▸ Short exercise
Output each line of the material exactly as it stands.

▸ Given records
════════════════

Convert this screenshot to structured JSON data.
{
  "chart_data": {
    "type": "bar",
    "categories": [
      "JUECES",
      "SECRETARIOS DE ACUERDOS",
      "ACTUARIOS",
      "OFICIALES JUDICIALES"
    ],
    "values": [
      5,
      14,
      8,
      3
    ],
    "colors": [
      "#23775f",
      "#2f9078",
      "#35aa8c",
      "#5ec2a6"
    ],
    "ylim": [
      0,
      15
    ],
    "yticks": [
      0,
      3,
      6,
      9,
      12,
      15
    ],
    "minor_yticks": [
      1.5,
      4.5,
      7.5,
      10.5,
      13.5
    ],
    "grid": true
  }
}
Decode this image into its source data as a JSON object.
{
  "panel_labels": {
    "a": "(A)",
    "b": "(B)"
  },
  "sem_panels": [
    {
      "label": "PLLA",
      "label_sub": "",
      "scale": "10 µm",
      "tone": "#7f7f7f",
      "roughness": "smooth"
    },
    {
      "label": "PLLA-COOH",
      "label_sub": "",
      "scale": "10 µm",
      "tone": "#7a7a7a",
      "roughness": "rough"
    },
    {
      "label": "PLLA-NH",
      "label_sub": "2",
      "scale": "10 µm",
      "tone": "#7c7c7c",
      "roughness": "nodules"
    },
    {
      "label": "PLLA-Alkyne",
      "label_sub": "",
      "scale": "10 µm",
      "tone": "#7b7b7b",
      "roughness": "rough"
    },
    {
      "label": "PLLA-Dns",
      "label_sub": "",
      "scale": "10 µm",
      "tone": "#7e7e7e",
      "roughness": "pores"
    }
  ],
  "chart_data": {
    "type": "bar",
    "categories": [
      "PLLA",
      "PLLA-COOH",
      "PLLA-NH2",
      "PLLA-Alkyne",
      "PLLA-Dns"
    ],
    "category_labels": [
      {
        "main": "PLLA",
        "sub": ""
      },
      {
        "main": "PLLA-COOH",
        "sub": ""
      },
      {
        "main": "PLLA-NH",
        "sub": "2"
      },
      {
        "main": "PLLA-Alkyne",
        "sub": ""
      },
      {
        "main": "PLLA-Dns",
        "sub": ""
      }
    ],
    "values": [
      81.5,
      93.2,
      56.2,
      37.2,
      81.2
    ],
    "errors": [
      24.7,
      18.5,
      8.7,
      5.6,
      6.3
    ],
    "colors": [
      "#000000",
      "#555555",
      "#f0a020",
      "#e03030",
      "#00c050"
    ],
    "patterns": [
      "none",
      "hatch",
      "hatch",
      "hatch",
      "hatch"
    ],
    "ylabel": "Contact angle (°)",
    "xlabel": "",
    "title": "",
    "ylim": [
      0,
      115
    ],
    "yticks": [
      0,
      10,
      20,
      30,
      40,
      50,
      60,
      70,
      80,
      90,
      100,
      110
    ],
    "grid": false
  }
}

════════════════

▸ Right answer
Convert this screenshot to structured JSON data.
{
  "chart_data": {
    "type": "bar",
    "categories": [
      "JUECES",
      "SECRETARIOS DE ACUERDOS",
      "ACTUARIOS",
      "OFICIALES JUDICIALES"
    ],
    "values": [
      5,
      14,
      8,
      3
    ],
    "colors": [
      "#23775f",
      "#2f9078",
      "#35aa8c",
      "#5ec2a6"
    ],
    "ylim": [
      0,
      15
    ],
    "yticks": [
      0,
      3,
      6,
      9,
      12,
      15
    ],
    "minor_yticks": [
      1.5,
      4.5,
      7.5,
      10.5,
      13.5
    ],
    "grid": true
  }
}
Decode this image into its source data as a JSON object.
{
  "panel_labels": {
    "a": "(A)",
    "b": "(B)"
  },
  "sem_panels": [
    {
      "label": "PLLA",
      "label_sub": "",
      "scale": "10 µm",
      "tone": "#7f7f7f",
      "roughness": "smooth"
    },
    {
      "label": "PLLA-COOH",
      "label_sub": "",
      "scale": "10 µm",
      "tone": "#7a7a7a",
      "roughness": "rough"
    },
    {
      "label": "PLLA-NH",
      "label_sub": "2",
      "scale": "10 µm",
      "tone": "#7c7c7c",
      "roughness": "nodules"
    },
    {
      "label": "PLLA-Alkyne",
      "label_sub": "",
      "scale": "10 µm",
      "tone": "#7b7b7b",
      "roughness": "rough"
    },
    {
      "label": "PLLA-Dns",
      "label_sub": "",
      "scale": "10 µm",
      "tone": "#7e7e7e",
      "roughness": "pores"
    }
  ],
  "chart_data": {
    "type": "bar",
    "categories": [
      "PLLA",
      "PLLA-COOH",
      "PLLA-NH2",
      "PLLA-Alkyne",
      "PLLA-Dns"
    ],
    "category_labels": [
      {
        "main": "PLLA",
        "sub": ""
      },
      {
        "main": "PLLA-COOH",
        "sub": ""
      },
      {
        "main": "PLLA-NH",
        "sub": "2"
      },
      {
        "main": "PLLA-Alkyne",
        "sub": ""
      },
      {
        "main": "PLLA-Dns",
        "sub": ""
      }
    ],
    "values": [
      81.5,
      93.2,
      56.2,
      37.2,
      81.2
    ],
    "errors": [
      24.7,
      18.5,
      8.7,
      5.6,
      6.3
    ],
    "colors": [
      "#000000",
      "#555555",
      "#f0a020",
      "#e03030",
      "#00c050"
    ],
    "patterns": [
      "none",
      "hatch",
      "hatch",
      "hatch",
      "hatch"
    ],
    "ylabel": "Contact angle (°)",
    "xlabel": "",
    "title": "",
    "ylim": [
      0,
      115
    ],
    "yticks": [
      0,
      10,
      20,
      30,
      40,
      50,
      60,
      70,
      80,
      90,
      100,
      110
    ],
    "grid": false
  }
}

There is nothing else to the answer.